Extracted data entries:

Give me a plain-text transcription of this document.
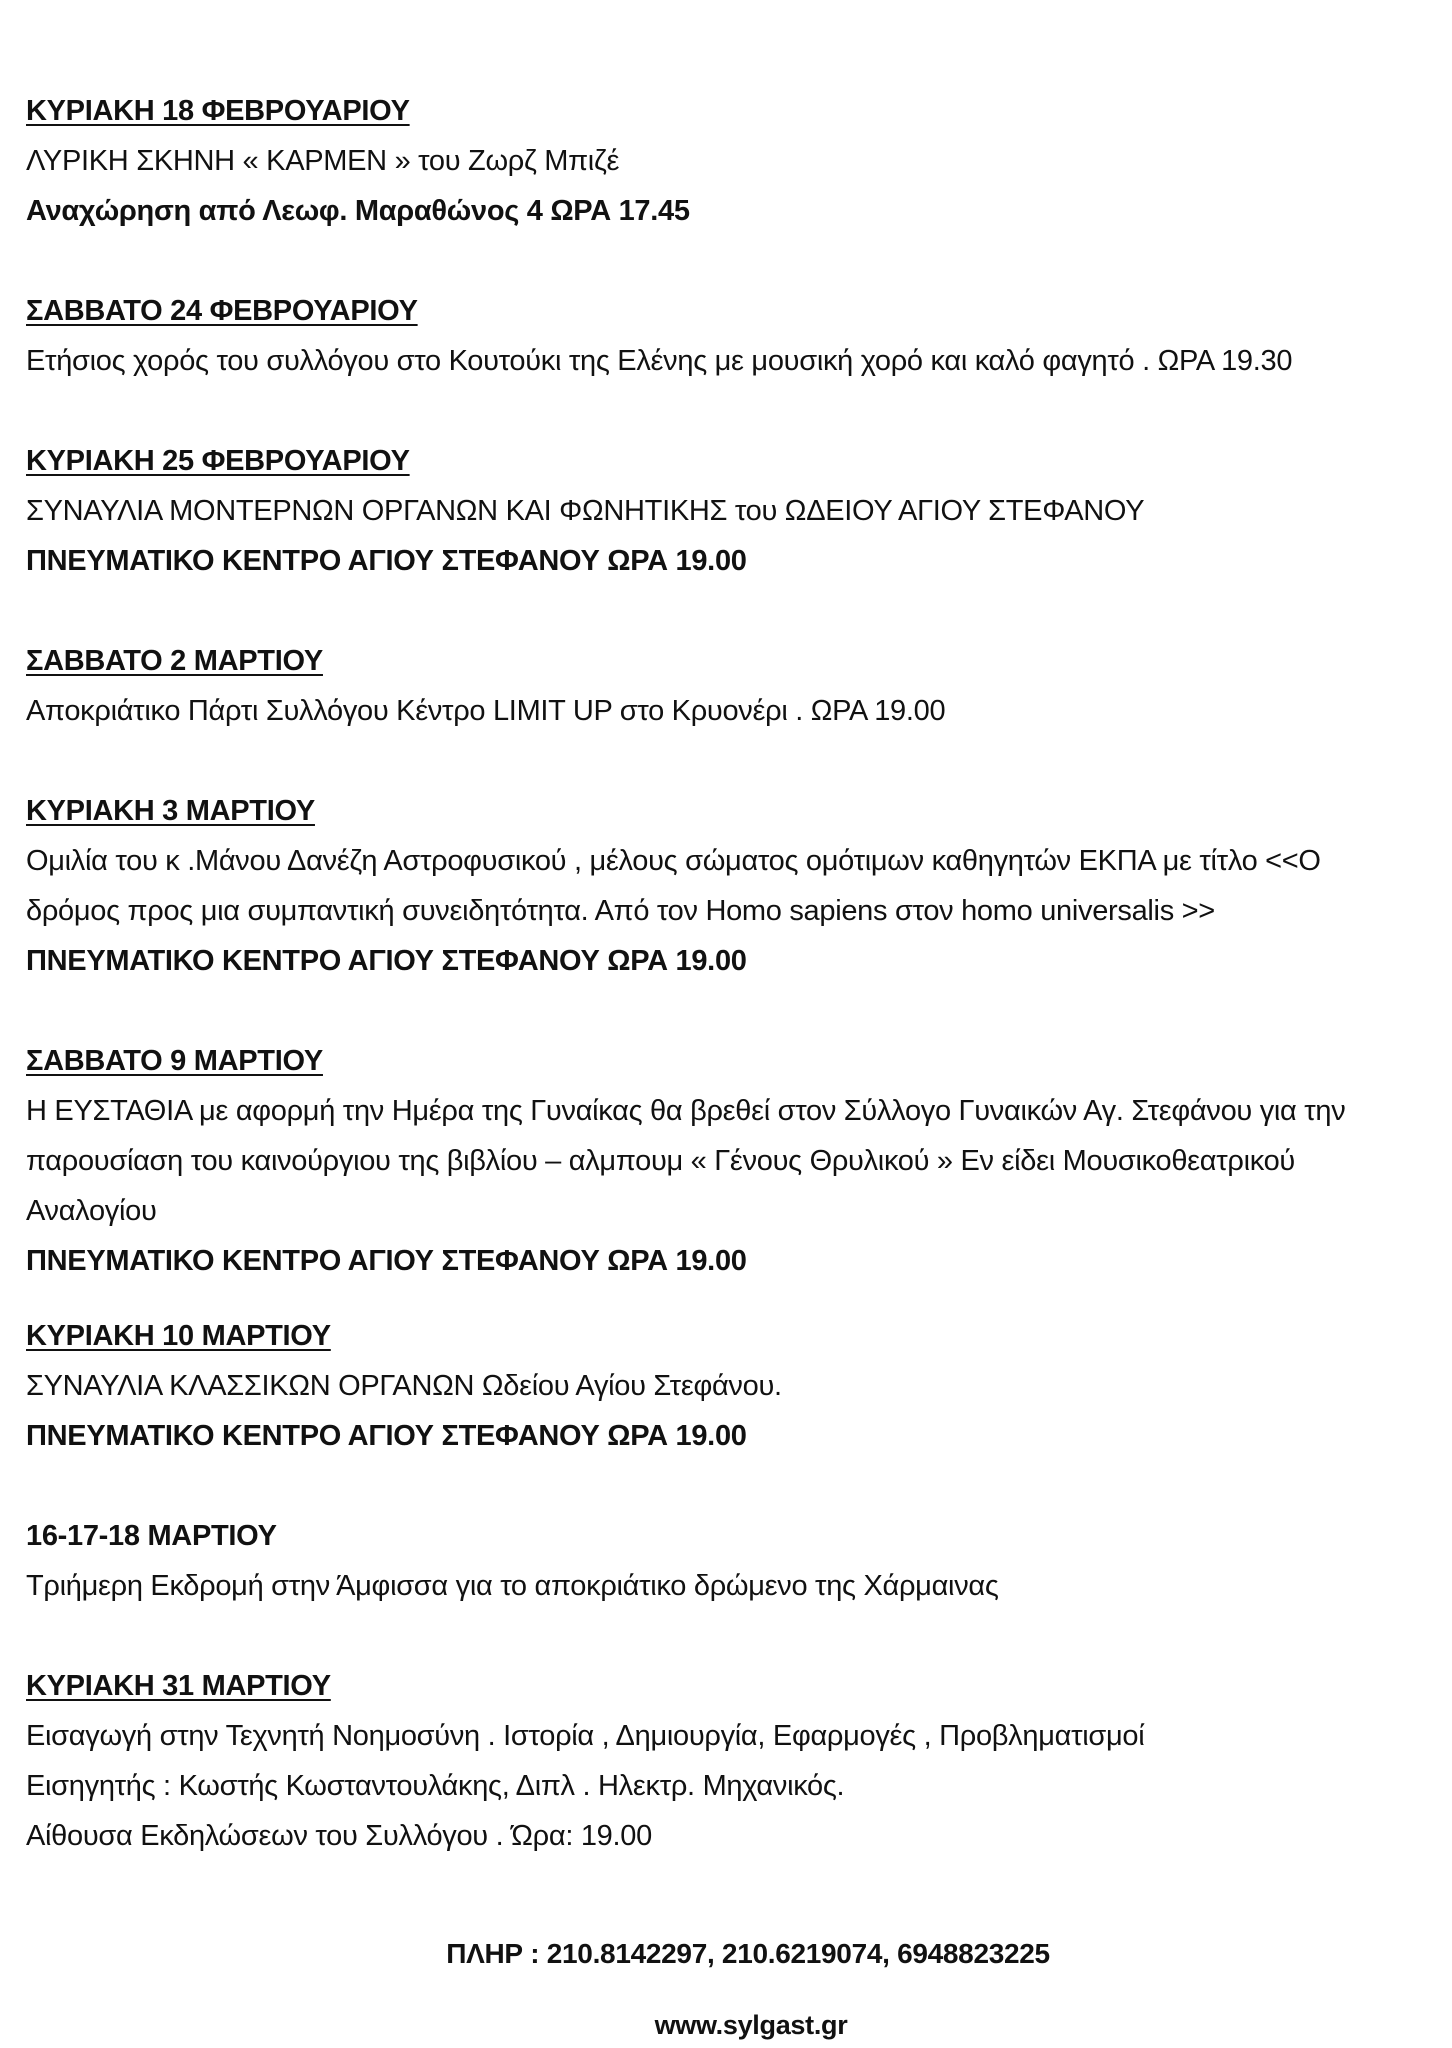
ΚΥΡΙΑΚΗ 18 ΦΕΒΡΟΥΑΡΙΟΥ
ΛΥΡΙΚΗ ΣΚΗΝΗ « ΚΑΡΜΕΝ » του Ζωρζ Μπιζέ
Αναχώρηση από Λεωφ. Μαραθώνος 4 ΩΡΑ 17.45
ΣΑΒΒΑΤΟ 24 ΦΕΒΡΟΥΑΡΙΟΥ
Ετήσιος χορός του συλλόγου στο Κουτούκι της Ελένης με μουσική χορό και καλό φαγητό . ΩΡΑ 19.30
ΚΥΡΙΑΚΗ 25 ΦΕΒΡΟΥΑΡΙΟΥ
ΣΥΝΑΥΛΙΑ ΜΟΝΤΕΡΝΩΝ ΟΡΓΑΝΩΝ ΚΑΙ ΦΩΝΗΤΙΚΗΣ του ΩΔΕΙΟΥ ΑΓΙΟΥ ΣΤΕΦΑΝΟΥ
ΠΝΕΥΜΑΤΙΚΟ ΚΕΝΤΡΟ ΑΓΙΟΥ ΣΤΕΦΑΝΟΥ ΩΡΑ 19.00
ΣΑΒΒΑΤΟ 2 ΜΑΡΤΙΟΥ
Αποκριάτικο Πάρτι Συλλόγου Κέντρο LIMIT UP στο Κρυονέρι . ΩΡΑ 19.00
ΚΥΡΙΑΚΗ 3 ΜΑΡΤΙΟΥ
Ομιλία του κ .Μάνου Δανέζη Αστροφυσικού , μέλους σώματος ομότιμων καθηγητών ΕΚΠΑ με τίτλο <<Ο
δρόμος προς μια συμπαντική συνειδητότητα. Από τον Homo sapiens στον homo universalis >>
ΠΝΕΥΜΑΤΙΚΟ ΚΕΝΤΡΟ ΑΓΙΟΥ ΣΤΕΦΑΝΟΥ ΩΡΑ 19.00
ΣΑΒΒΑΤΟ 9 ΜΑΡΤΙΟΥ
Η ΕΥΣΤΑΘΙΑ με αφορμή την Ημέρα της Γυναίκας θα βρεθεί στον Σύλλογο Γυναικών Αγ. Στεφάνου για την
παρουσίαση του καινούργιου της βιβλίου – αλμπουμ « Γένους Θρυλικού » Εν είδει Μουσικοθεατρικού
Αναλογίου
ΠΝΕΥΜΑΤΙΚΟ ΚΕΝΤΡΟ ΑΓΙΟΥ ΣΤΕΦΑΝΟΥ ΩΡΑ 19.00
ΚΥΡΙΑΚΗ 10 ΜΑΡΤΙΟΥ
ΣΥΝΑΥΛΙΑ ΚΛΑΣΣΙΚΩΝ ΟΡΓΑΝΩΝ Ωδείου Αγίου Στεφάνου.
ΠΝΕΥΜΑΤΙΚΟ ΚΕΝΤΡΟ ΑΓΙΟΥ ΣΤΕΦΑΝΟΥ ΩΡΑ 19.00
16-17-18 ΜΑΡΤΙΟΥ
Τριήμερη Εκδρομή στην Άμφισσα για το αποκριάτικο δρώμενο της Χάρμαινας
ΚΥΡΙΑΚΗ 31 ΜΑΡΤΙΟΥ
Εισαγωγή στην Τεχνητή Νοημοσύνη . Ιστορία , Δημιουργία, Εφαρμογές , Προβληματισμοί
Εισηγητής : Κωστής Κωσταντουλάκης, Διπλ . Ηλεκτρ. Μηχανικός.
Αίθουσα Εκδηλώσεων του Συλλόγου . Ώρα: 19.00
ΠΛΗΡ : 210.8142297, 210.6219074, 6948823225
www.sylgast.gr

PROBLEM DETAILS – Reproduce the records above exactly, leaving out every picture they contain.

ANSWER FOR THE TASK –
Give me a plain-text transcription of this document.
ΚΥΡΙΑΚΗ 18 ΦΕΒΡΟΥΑΡΙΟΥ
ΛΥΡΙΚΗ ΣΚΗΝΗ « ΚΑΡΜΕΝ » του Ζωρζ Μπιζέ
Αναχώρηση από Λεωφ. Μαραθώνος 4 ΩΡΑ 17.45
ΣΑΒΒΑΤΟ 24 ΦΕΒΡΟΥΑΡΙΟΥ
Ετήσιος χορός του συλλόγου στο Κουτούκι της Ελένης με μουσική χορό και καλό φαγητό . ΩΡΑ 19.30
ΚΥΡΙΑΚΗ 25 ΦΕΒΡΟΥΑΡΙΟΥ
ΣΥΝΑΥΛΙΑ ΜΟΝΤΕΡΝΩΝ ΟΡΓΑΝΩΝ ΚΑΙ ΦΩΝΗΤΙΚΗΣ του ΩΔΕΙΟΥ ΑΓΙΟΥ ΣΤΕΦΑΝΟΥ
ΠΝΕΥΜΑΤΙΚΟ ΚΕΝΤΡΟ ΑΓΙΟΥ ΣΤΕΦΑΝΟΥ ΩΡΑ 19.00
ΣΑΒΒΑΤΟ 2 ΜΑΡΤΙΟΥ
Αποκριάτικο Πάρτι Συλλόγου Κέντρο LIMIT UP στο Κρυονέρι . ΩΡΑ 19.00
ΚΥΡΙΑΚΗ 3 ΜΑΡΤΙΟΥ
Ομιλία του κ .Μάνου Δανέζη Αστροφυσικού , μέλους σώματος ομότιμων καθηγητών ΕΚΠΑ με τίτλο <<Ο
δρόμος προς μια συμπαντική συνειδητότητα. Από τον Homo sapiens στον homo universalis >>
ΠΝΕΥΜΑΤΙΚΟ ΚΕΝΤΡΟ ΑΓΙΟΥ ΣΤΕΦΑΝΟΥ ΩΡΑ 19.00
ΣΑΒΒΑΤΟ 9 ΜΑΡΤΙΟΥ
Η ΕΥΣΤΑΘΙΑ με αφορμή την Ημέρα της Γυναίκας θα βρεθεί στον Σύλλογο Γυναικών Αγ. Στεφάνου για την
παρουσίαση του καινούργιου της βιβλίου – αλμπουμ « Γένους Θρυλικού » Εν είδει Μουσικοθεατρικού
Αναλογίου
ΠΝΕΥΜΑΤΙΚΟ ΚΕΝΤΡΟ ΑΓΙΟΥ ΣΤΕΦΑΝΟΥ ΩΡΑ 19.00
ΚΥΡΙΑΚΗ 10 ΜΑΡΤΙΟΥ
ΣΥΝΑΥΛΙΑ ΚΛΑΣΣΙΚΩΝ ΟΡΓΑΝΩΝ Ωδείου Αγίου Στεφάνου.
ΠΝΕΥΜΑΤΙΚΟ ΚΕΝΤΡΟ ΑΓΙΟΥ ΣΤΕΦΑΝΟΥ ΩΡΑ 19.00
16-17-18 ΜΑΡΤΙΟΥ
Τριήμερη Εκδρομή στην Άμφισσα για το αποκριάτικο δρώμενο της Χάρμαινας
ΚΥΡΙΑΚΗ 31 ΜΑΡΤΙΟΥ
Εισαγωγή στην Τεχνητή Νοημοσύνη . Ιστορία , Δημιουργία, Εφαρμογές , Προβληματισμοί
Εισηγητής : Κωστής Κωσταντουλάκης, Διπλ . Ηλεκτρ. Μηχανικός.
Αίθουσα Εκδηλώσεων του Συλλόγου . Ώρα: 19.00
ΠΛΗΡ : 210.8142297, 210.6219074, 6948823225
www.sylgast.gr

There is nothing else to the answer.